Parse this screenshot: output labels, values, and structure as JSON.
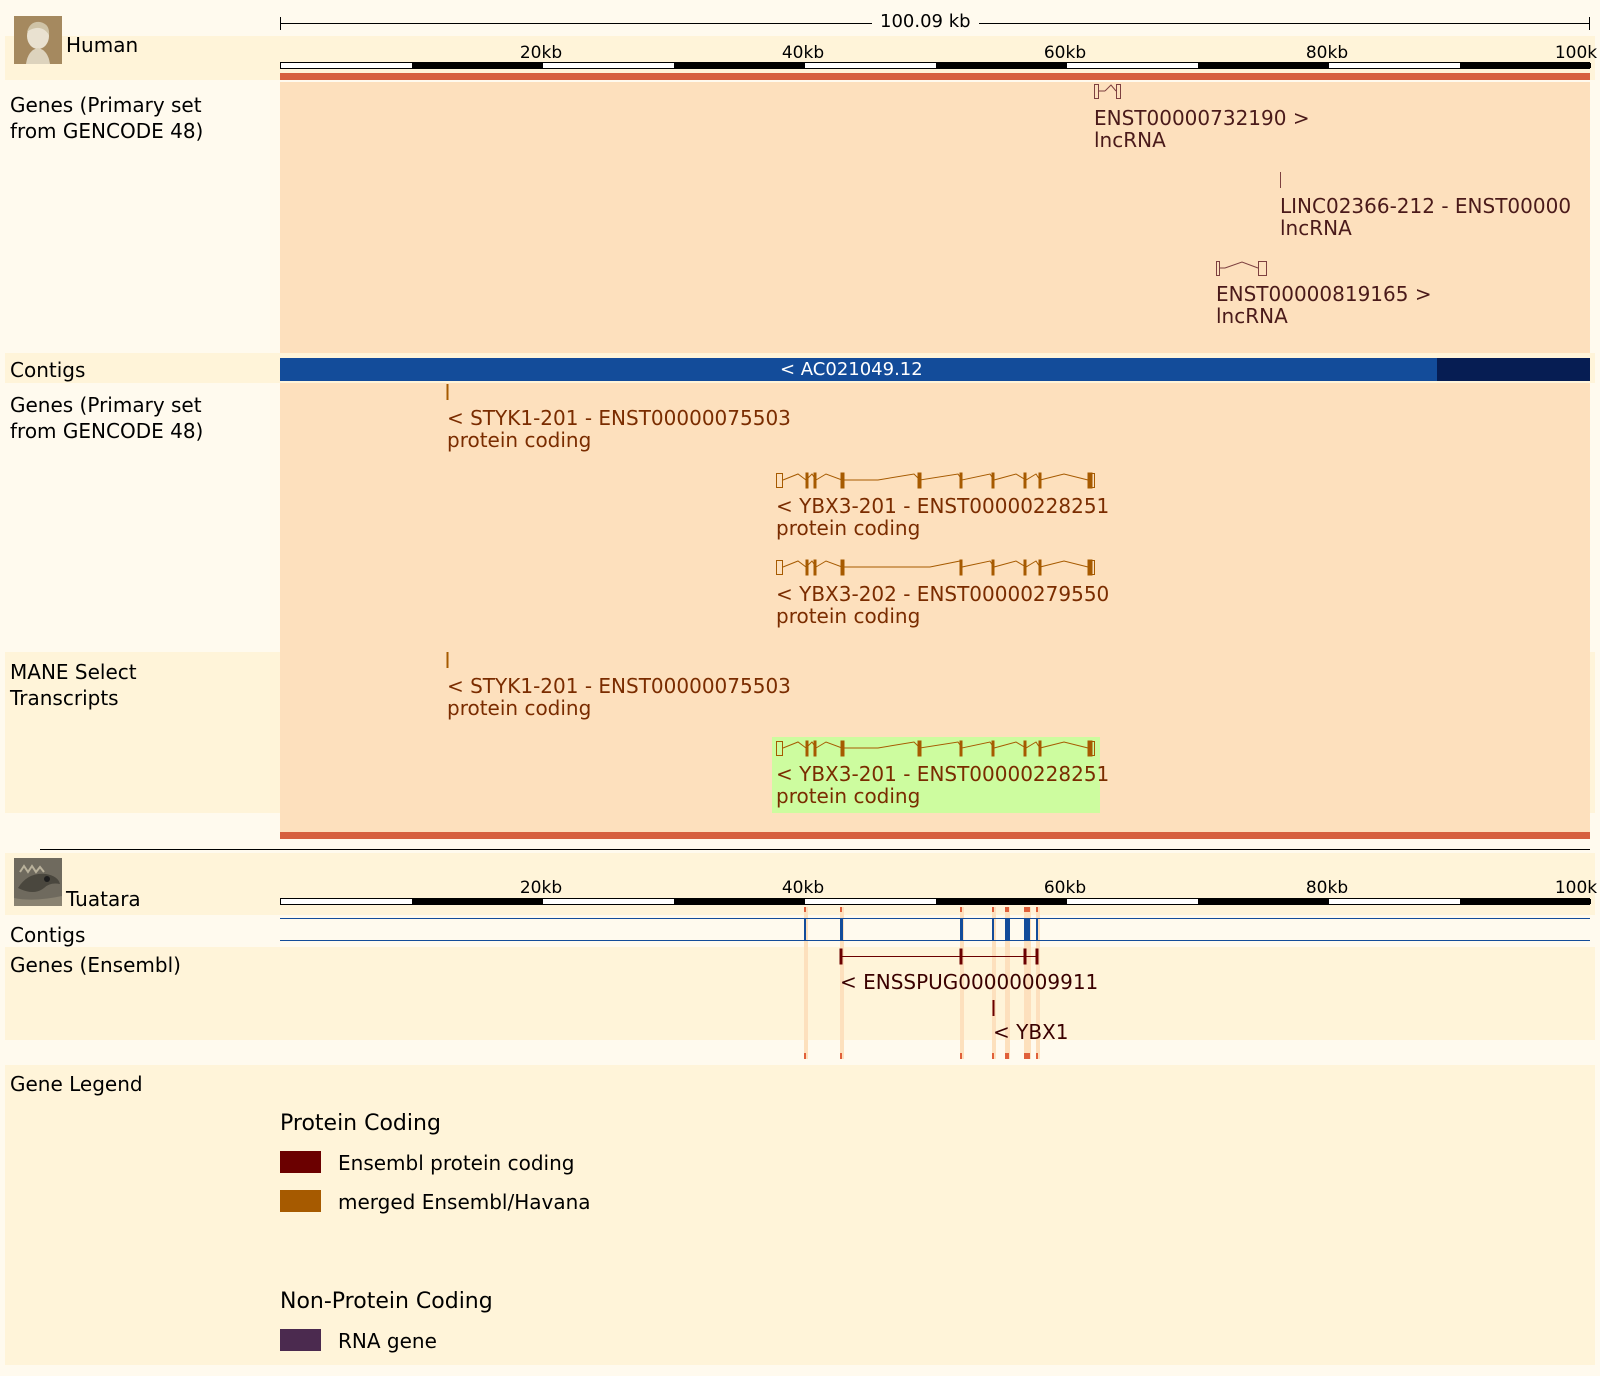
{
  "colors": {
    "page_bg": "#fffaee",
    "band_bg": "#fff4d9",
    "human_region": "#fde0bd",
    "region_border": "#d6603f",
    "contig_blue": "#134c9a",
    "contig_dark": "#061d53",
    "merged_gene": "#a65a00",
    "ensembl_gene": "#6b0000",
    "rna_gene": "#4b2a4f",
    "lncrna": "#7d4040",
    "highlight": "#cdfc9f"
  },
  "scale": {
    "span_label": "100.09 kb",
    "ticks": [
      "20kb",
      "40kb",
      "60kb",
      "80kb",
      "100k"
    ]
  },
  "human": {
    "species": "Human",
    "avatar": "human-bust-icon",
    "tracks": {
      "genes_top_label": "Genes (Primary set\nfrom GENCODE 48)",
      "contigs_label": "Contigs",
      "genes_bottom_label": "Genes (Primary set\nfrom GENCODE 48)",
      "mane_label": "MANE Select\nTranscripts"
    },
    "contig_name": "< AC021049.12",
    "genes_top": [
      {
        "name": "ENST00000732190 >",
        "biotype": "lncRNA"
      },
      {
        "name": "LINC02366-212 - ENST00000",
        "biotype": "lncRNA"
      },
      {
        "name": "ENST00000819165 >",
        "biotype": "lncRNA"
      }
    ],
    "genes_bottom": [
      {
        "name": "< STYK1-201 - ENST00000075503",
        "biotype": "protein coding"
      },
      {
        "name": "< YBX3-201 - ENST00000228251",
        "biotype": "protein coding"
      },
      {
        "name": "< YBX3-202 - ENST00000279550",
        "biotype": "protein coding"
      }
    ],
    "mane": [
      {
        "name": "< STYK1-201 - ENST00000075503",
        "biotype": "protein coding"
      },
      {
        "name": "< YBX3-201 - ENST00000228251",
        "biotype": "protein coding"
      }
    ]
  },
  "tuatara": {
    "species": "Tuatara",
    "avatar": "tuatara-lizard-icon",
    "tracks": {
      "contigs_label": "Contigs",
      "genes_label": "Genes (Ensembl)"
    },
    "genes": [
      {
        "name": "< ENSSPUG00000009911"
      },
      {
        "name": "< YBX1"
      }
    ]
  },
  "legend": {
    "title": "Gene Legend",
    "sections": [
      {
        "title": "Protein Coding",
        "items": [
          {
            "label": "Ensembl protein coding",
            "color": "#6b0000"
          },
          {
            "label": "merged Ensembl/Havana",
            "color": "#a65a00"
          }
        ]
      },
      {
        "title": "Non-Protein Coding",
        "items": [
          {
            "label": "RNA gene",
            "color": "#4b2a4f"
          }
        ]
      }
    ]
  }
}
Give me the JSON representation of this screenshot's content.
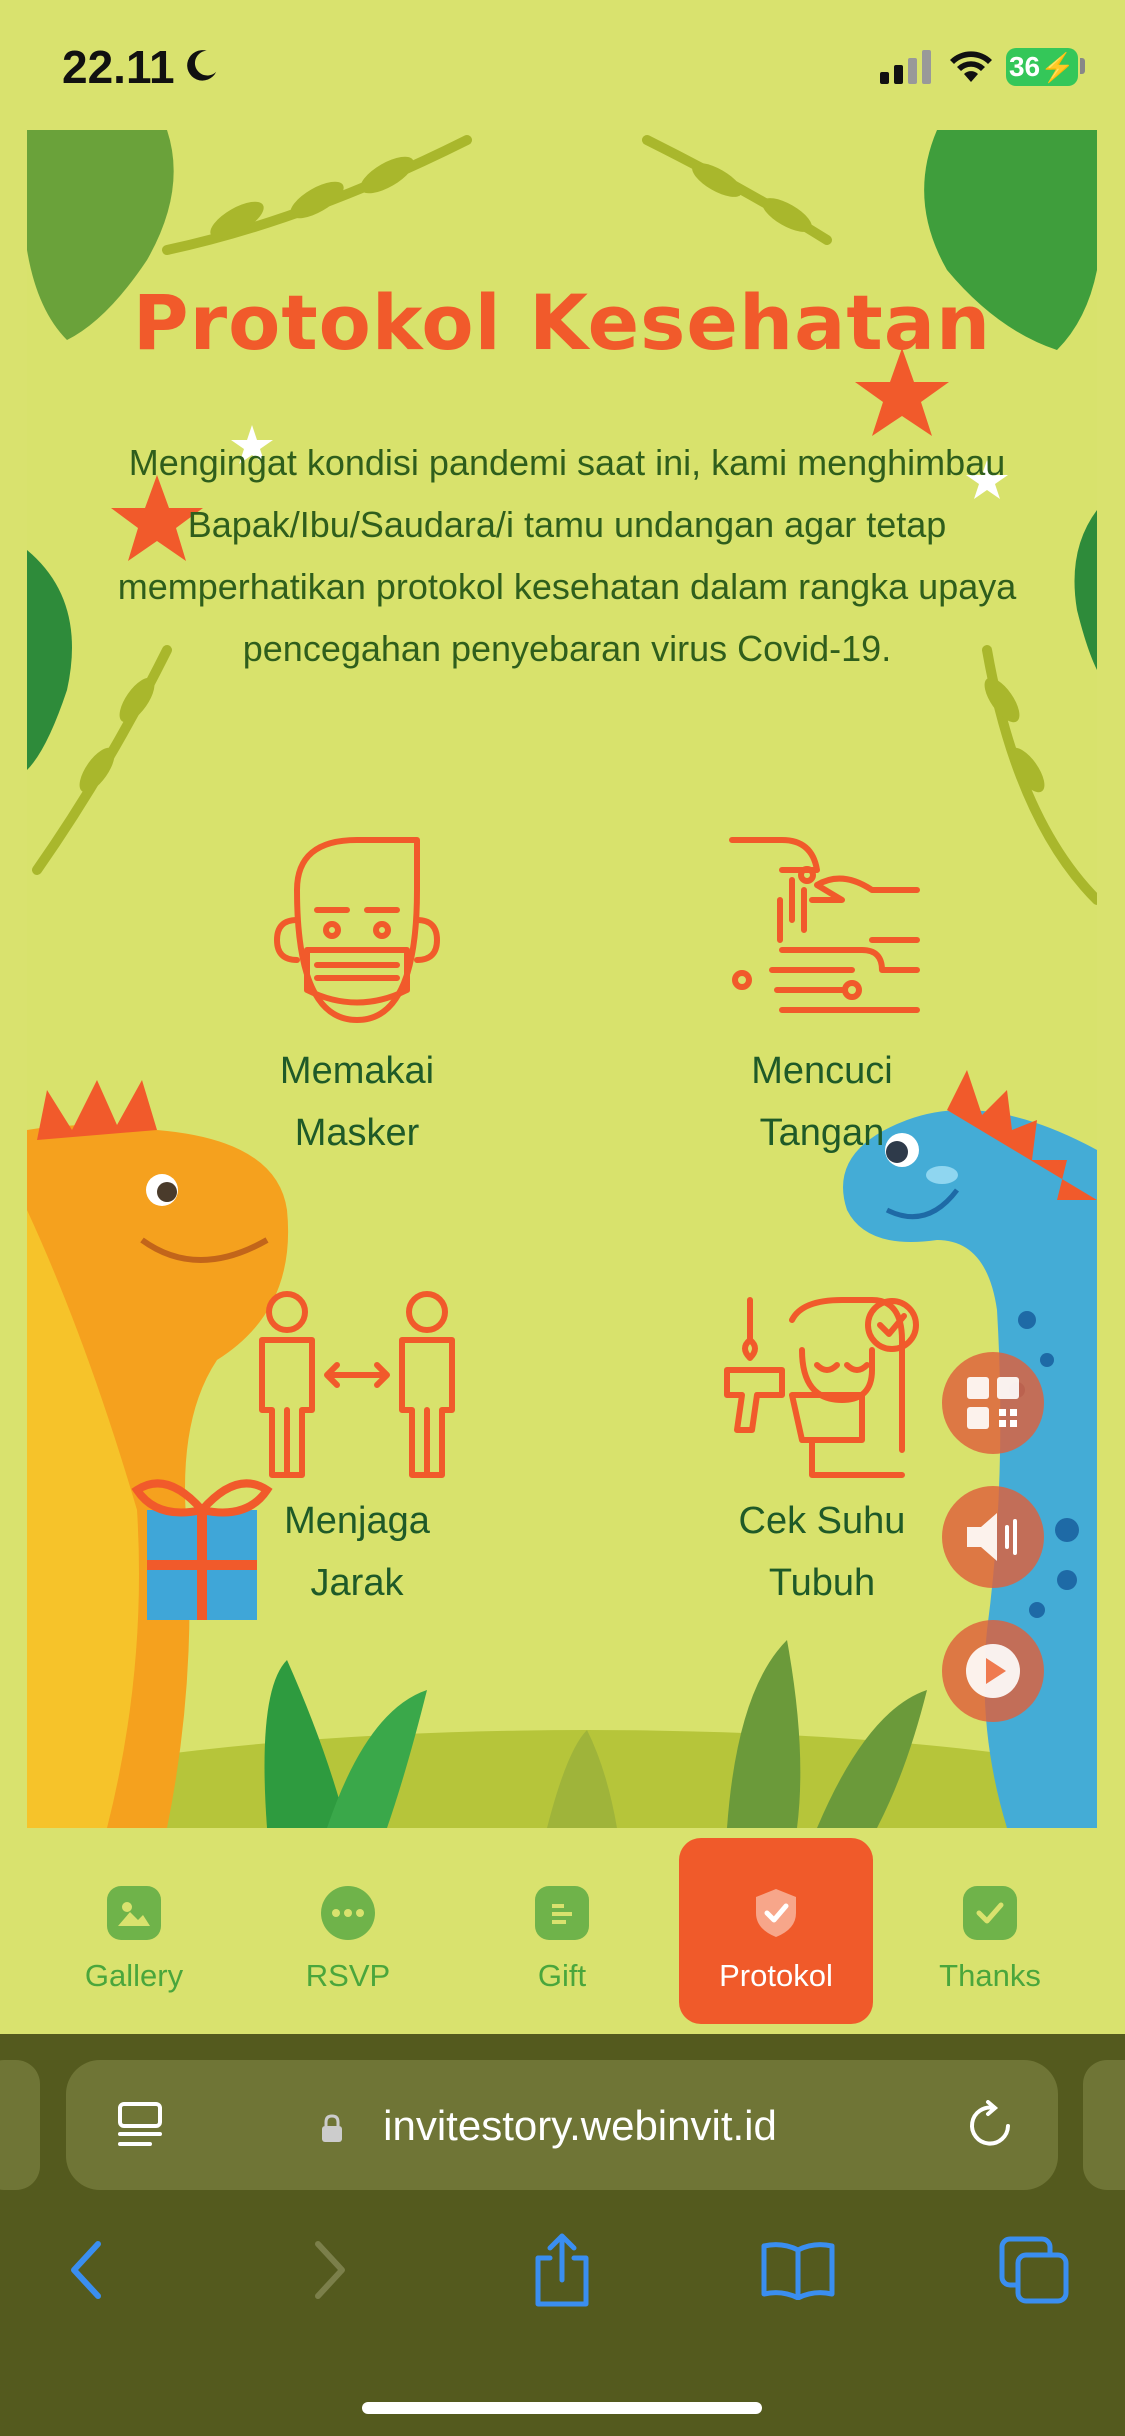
{
  "status_bar": {
    "time": "22.11",
    "battery": "36"
  },
  "card": {
    "title": "Protokol Kesehatan",
    "intro": "Mengingat kondisi pandemi saat ini, kami menghimbau Bapak/Ibu/Saudara/i tamu undangan agar tetap memperhatikan protokol kesehatan dalam rangka upaya pencegahan penyebaran virus Covid-19.",
    "protocols": [
      {
        "line1": "Memakai",
        "line2": "Masker",
        "icon": "mask-icon"
      },
      {
        "line1": "Mencuci",
        "line2": "Tangan",
        "icon": "handwash-icon"
      },
      {
        "line1": "Menjaga",
        "line2": "Jarak",
        "icon": "distance-icon"
      },
      {
        "line1": "Cek Suhu",
        "line2": "Tubuh",
        "icon": "thermometer-icon"
      }
    ]
  },
  "floating_buttons": [
    {
      "icon": "qr-code-icon"
    },
    {
      "icon": "speaker-icon"
    },
    {
      "icon": "play-icon"
    }
  ],
  "bottom_nav": {
    "items": [
      {
        "label": "Gallery",
        "icon": "image-icon"
      },
      {
        "label": "RSVP",
        "icon": "chat-icon"
      },
      {
        "label": "Gift",
        "icon": "document-icon"
      },
      {
        "label": "Protokol",
        "icon": "shield-check-icon",
        "active": true
      },
      {
        "label": "Thanks",
        "icon": "check-icon"
      }
    ]
  },
  "browser": {
    "url": "invitestory.webinvit.id"
  },
  "colors": {
    "background": "#d9e26e",
    "title": "#f15a2b",
    "text_green": "#2f5e1c",
    "active_tab": "#f05a2a",
    "browser_bar": "#545a1e"
  }
}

**GOAL OF THE EXERCISE**.
Scan the material line by line and report each one that contains "Primary".

**WRITTEN RESPONSE**.
      "genes_top_label": "Genes (Primary set\nfrom GENCODE 48)",
      "genes_bottom_label": "Genes (Primary set\nfrom GENCODE 48)",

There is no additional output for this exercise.